[GIVEN REQUEST] Search the records that follow and extract every line containing the string "CAPE".

[RECORDS FOR THIS TASK]
########################################

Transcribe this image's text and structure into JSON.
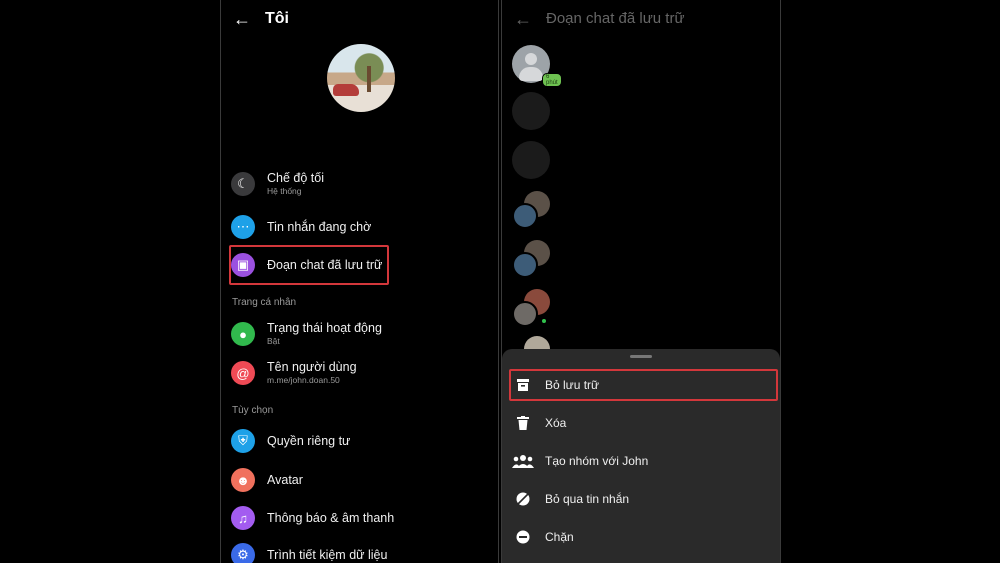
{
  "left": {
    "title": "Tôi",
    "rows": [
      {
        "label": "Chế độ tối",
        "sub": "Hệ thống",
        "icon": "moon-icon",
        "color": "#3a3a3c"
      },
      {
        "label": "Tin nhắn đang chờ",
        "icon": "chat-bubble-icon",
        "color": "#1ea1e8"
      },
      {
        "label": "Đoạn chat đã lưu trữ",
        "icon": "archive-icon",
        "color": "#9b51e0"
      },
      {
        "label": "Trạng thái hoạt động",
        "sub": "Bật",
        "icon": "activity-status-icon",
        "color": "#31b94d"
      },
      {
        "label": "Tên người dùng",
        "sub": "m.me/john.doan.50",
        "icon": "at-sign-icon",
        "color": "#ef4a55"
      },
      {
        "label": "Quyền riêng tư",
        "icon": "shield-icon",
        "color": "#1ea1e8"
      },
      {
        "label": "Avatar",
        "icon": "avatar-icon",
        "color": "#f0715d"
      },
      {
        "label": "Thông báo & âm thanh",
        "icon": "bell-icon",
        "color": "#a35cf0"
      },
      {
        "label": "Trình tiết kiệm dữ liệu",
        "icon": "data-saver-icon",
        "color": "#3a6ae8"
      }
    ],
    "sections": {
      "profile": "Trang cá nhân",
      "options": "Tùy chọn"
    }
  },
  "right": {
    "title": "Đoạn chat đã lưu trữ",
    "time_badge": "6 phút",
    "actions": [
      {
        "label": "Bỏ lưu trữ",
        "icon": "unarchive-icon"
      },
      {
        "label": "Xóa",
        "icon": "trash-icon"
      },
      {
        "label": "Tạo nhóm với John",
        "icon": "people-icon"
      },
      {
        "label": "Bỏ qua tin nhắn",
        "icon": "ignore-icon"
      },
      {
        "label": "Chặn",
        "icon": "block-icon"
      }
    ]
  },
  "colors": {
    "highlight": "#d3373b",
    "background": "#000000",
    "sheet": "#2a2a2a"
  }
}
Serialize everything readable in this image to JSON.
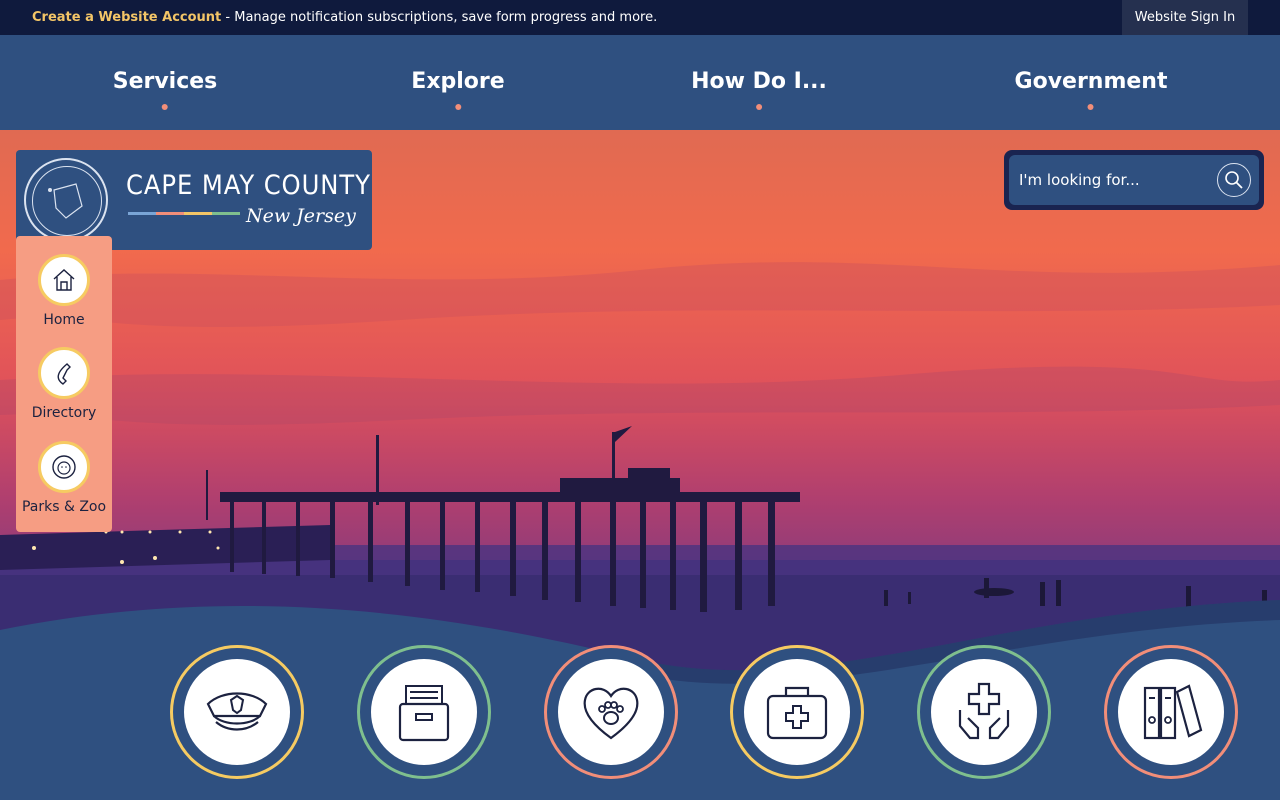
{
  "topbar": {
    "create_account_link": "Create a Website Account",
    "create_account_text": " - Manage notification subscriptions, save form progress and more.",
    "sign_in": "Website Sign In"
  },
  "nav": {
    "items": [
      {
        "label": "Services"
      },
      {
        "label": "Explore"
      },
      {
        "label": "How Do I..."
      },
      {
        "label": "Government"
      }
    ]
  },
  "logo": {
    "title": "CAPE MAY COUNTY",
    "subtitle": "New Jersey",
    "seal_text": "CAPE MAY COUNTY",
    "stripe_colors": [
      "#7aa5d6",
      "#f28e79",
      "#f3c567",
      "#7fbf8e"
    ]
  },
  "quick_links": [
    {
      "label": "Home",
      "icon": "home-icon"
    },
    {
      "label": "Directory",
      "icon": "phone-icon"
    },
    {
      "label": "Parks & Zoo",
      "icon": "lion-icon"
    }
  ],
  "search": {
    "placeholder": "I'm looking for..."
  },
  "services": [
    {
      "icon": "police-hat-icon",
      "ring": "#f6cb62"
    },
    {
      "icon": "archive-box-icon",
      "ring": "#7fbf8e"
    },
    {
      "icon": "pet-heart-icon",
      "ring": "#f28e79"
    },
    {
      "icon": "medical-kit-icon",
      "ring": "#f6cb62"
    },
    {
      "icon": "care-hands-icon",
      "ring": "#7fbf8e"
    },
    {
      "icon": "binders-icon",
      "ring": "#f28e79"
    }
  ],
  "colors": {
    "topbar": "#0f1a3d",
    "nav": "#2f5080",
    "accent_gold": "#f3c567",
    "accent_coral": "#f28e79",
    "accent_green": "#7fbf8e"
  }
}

########################################

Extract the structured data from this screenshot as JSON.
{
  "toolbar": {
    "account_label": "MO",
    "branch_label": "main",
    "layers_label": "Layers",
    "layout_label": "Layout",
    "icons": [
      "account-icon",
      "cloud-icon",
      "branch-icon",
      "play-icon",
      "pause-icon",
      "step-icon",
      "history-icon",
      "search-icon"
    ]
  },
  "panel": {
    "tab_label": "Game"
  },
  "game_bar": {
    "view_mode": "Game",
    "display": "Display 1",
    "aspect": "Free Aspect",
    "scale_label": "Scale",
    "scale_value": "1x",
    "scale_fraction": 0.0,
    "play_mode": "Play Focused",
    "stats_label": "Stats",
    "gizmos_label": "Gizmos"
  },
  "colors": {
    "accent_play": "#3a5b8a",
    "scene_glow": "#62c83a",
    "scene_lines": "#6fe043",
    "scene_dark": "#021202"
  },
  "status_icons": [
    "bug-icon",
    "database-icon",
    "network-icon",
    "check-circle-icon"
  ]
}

########################################

[SOLUTION]
    "title": "CAPE MAY COUNTY",
    "seal_text": "CAPE MAY COUNTY",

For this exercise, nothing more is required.